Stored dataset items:

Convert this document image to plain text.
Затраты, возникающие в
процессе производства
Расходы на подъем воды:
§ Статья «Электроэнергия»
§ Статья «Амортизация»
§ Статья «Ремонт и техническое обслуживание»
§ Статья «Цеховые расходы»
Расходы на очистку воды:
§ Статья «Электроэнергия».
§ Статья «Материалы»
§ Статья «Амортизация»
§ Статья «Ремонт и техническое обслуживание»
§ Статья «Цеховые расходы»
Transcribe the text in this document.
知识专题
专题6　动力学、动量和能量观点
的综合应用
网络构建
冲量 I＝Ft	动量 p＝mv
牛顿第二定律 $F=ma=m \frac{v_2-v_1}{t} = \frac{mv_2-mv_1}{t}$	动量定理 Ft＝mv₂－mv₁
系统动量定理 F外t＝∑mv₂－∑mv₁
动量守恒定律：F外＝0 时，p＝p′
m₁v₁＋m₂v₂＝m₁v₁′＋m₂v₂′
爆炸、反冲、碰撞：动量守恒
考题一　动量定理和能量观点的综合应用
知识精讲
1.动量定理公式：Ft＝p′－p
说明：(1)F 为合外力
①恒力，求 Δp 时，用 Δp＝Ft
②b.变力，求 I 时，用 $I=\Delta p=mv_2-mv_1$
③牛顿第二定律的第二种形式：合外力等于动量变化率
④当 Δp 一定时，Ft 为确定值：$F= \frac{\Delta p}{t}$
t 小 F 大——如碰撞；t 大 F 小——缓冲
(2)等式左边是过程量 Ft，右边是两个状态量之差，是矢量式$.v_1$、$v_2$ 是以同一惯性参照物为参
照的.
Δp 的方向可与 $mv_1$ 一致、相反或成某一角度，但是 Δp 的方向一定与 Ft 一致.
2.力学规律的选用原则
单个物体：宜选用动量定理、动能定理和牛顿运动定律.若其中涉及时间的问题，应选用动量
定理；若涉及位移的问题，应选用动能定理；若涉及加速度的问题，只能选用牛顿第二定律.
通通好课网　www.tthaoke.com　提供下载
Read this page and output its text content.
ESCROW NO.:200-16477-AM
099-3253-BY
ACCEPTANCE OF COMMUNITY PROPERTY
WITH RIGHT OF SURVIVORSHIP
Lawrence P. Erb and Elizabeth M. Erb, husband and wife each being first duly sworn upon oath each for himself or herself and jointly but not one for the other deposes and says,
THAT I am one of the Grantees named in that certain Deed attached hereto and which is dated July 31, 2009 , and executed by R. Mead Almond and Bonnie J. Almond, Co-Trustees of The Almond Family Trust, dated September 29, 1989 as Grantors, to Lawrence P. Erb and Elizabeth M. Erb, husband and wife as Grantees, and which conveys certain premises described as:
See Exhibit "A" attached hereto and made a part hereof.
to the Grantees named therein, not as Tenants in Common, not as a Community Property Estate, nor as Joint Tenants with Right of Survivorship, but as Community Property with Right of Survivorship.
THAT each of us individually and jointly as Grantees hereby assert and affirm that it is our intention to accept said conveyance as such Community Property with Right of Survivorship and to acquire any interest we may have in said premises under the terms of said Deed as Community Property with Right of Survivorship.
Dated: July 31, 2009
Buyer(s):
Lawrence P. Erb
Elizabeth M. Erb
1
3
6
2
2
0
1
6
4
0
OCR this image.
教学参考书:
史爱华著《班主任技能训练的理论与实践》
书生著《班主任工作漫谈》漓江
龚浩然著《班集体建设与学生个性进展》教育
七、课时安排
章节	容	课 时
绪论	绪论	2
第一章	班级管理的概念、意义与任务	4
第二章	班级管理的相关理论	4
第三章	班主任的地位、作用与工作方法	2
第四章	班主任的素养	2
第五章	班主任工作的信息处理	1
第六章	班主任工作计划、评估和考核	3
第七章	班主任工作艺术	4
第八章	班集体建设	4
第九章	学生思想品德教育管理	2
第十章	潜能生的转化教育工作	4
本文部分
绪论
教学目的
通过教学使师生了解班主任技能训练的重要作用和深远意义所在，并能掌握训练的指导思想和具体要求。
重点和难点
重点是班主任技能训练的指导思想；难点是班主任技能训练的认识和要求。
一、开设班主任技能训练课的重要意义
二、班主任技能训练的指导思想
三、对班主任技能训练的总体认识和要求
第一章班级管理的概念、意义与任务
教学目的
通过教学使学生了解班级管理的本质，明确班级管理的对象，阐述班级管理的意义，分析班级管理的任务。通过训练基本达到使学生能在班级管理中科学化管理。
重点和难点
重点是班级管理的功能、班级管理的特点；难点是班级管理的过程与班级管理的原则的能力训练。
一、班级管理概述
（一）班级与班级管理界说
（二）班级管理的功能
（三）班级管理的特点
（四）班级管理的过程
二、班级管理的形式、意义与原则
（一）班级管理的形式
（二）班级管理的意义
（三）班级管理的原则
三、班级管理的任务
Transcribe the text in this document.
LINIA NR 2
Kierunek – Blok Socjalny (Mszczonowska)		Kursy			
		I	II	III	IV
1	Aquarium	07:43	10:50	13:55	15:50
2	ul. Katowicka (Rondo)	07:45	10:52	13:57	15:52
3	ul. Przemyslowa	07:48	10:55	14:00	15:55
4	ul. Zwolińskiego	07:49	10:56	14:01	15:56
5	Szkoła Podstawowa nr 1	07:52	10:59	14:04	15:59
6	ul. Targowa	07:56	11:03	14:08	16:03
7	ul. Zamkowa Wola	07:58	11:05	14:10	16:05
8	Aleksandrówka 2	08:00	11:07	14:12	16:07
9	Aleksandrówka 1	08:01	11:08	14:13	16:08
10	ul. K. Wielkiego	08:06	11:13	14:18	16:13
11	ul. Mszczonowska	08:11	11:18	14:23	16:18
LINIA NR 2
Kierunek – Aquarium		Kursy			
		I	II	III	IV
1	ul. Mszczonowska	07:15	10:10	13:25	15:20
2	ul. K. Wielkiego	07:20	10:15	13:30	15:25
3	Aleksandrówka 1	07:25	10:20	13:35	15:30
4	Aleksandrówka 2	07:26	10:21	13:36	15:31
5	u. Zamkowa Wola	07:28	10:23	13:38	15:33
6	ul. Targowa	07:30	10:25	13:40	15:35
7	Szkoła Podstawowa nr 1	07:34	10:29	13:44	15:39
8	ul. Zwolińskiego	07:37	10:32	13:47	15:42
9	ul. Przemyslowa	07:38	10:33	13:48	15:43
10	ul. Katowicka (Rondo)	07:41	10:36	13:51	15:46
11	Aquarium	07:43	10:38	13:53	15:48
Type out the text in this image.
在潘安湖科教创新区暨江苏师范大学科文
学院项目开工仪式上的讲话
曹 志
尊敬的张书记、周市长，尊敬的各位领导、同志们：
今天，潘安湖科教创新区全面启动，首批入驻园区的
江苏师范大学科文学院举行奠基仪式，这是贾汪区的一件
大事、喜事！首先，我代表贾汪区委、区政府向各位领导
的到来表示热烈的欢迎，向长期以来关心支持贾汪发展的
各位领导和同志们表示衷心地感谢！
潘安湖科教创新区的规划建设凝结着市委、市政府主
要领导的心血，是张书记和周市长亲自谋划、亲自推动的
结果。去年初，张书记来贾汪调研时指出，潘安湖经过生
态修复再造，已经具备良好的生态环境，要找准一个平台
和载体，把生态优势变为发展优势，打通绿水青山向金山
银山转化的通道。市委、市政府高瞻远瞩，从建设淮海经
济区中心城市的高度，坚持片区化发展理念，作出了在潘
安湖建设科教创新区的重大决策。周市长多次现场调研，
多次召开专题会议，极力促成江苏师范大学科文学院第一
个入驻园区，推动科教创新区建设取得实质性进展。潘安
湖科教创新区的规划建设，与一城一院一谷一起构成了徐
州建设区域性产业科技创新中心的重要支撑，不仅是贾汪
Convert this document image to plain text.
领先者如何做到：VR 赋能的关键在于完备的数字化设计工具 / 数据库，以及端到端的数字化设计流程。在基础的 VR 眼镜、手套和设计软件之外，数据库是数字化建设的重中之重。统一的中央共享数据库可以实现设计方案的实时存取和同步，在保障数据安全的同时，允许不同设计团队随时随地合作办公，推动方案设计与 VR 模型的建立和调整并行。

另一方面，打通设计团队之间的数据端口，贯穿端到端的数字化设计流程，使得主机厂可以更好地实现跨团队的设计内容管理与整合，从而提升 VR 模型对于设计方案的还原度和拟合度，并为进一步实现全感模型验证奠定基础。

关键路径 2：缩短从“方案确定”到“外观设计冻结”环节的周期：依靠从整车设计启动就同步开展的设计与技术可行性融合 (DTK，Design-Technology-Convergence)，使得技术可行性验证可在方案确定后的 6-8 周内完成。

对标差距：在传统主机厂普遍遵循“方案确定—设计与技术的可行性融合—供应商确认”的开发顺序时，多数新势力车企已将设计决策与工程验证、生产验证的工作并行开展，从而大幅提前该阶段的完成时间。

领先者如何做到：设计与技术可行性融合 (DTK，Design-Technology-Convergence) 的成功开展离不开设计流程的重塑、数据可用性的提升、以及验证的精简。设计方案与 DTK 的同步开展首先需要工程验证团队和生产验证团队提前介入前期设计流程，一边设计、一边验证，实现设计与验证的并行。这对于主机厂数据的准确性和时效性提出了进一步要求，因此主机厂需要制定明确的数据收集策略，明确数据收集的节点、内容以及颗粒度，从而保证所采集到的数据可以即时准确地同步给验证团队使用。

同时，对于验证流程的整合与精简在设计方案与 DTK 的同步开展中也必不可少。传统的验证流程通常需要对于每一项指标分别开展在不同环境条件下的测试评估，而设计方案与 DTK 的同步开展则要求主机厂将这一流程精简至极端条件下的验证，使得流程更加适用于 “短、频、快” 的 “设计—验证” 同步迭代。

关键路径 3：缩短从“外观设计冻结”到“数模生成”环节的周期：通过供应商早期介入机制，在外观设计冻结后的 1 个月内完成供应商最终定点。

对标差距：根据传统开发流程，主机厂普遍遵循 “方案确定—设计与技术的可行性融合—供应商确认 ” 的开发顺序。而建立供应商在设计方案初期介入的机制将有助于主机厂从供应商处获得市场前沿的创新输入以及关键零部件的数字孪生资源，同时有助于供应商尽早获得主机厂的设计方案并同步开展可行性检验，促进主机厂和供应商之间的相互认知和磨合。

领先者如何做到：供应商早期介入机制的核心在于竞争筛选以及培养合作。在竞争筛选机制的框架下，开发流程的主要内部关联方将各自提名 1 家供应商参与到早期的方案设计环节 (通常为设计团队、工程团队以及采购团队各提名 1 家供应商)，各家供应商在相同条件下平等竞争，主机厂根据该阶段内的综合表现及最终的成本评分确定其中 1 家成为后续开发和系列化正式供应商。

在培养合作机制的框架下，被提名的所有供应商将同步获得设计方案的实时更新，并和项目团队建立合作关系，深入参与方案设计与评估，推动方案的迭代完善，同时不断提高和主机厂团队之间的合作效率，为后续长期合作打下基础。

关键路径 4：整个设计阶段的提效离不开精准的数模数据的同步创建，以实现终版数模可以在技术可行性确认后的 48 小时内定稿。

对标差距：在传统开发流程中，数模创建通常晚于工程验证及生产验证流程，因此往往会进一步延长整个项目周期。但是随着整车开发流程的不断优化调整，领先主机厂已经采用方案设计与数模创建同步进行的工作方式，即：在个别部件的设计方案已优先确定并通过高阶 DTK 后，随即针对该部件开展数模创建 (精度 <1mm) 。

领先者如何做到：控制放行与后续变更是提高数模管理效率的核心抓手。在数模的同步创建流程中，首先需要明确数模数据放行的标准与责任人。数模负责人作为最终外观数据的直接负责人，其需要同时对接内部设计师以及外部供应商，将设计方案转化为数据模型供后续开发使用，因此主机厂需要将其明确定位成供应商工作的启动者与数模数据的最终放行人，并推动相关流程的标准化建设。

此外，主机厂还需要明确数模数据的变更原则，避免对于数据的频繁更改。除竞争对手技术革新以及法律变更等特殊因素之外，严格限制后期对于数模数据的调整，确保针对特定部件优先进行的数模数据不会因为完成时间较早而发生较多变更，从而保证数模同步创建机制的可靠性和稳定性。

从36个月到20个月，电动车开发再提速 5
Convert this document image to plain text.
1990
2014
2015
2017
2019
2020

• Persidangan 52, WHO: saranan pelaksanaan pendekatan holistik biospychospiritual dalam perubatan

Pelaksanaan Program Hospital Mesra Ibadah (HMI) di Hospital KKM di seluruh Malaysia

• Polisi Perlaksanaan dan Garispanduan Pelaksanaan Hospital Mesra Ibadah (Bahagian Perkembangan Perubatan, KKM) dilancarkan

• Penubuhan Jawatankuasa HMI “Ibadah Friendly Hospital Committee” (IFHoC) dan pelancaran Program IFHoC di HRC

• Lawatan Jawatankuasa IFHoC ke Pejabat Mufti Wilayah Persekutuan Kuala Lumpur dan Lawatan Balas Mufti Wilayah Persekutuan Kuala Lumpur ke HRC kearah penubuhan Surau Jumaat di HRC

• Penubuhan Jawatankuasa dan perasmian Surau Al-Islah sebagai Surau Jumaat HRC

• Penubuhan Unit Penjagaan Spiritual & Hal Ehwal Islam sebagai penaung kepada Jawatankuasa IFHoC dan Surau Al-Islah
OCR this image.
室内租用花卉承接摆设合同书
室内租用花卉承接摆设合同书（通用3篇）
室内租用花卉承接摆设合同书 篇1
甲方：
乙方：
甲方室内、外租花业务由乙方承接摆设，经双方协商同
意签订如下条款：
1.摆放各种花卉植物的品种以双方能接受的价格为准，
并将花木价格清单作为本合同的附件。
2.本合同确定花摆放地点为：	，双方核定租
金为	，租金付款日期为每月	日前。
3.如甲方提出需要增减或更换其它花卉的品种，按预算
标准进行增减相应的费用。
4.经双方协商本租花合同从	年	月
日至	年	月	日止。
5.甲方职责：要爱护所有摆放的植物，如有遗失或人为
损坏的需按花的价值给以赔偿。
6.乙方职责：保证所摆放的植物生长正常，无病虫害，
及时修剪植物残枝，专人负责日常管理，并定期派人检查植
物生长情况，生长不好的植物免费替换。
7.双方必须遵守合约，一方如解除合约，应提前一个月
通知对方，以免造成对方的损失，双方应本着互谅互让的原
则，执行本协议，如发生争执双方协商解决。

▶ **WHAT IS EXPECTED**
Scan the material above for the string "Aquarium" and return the lines that hold it.

▶ **ANSWER BELOW**
1	Aquarium	07:43	10:50	13:55	15:50
Kierunek – Aquarium		Kursy			
11	Aquarium	07:43	10:38	13:53	15:48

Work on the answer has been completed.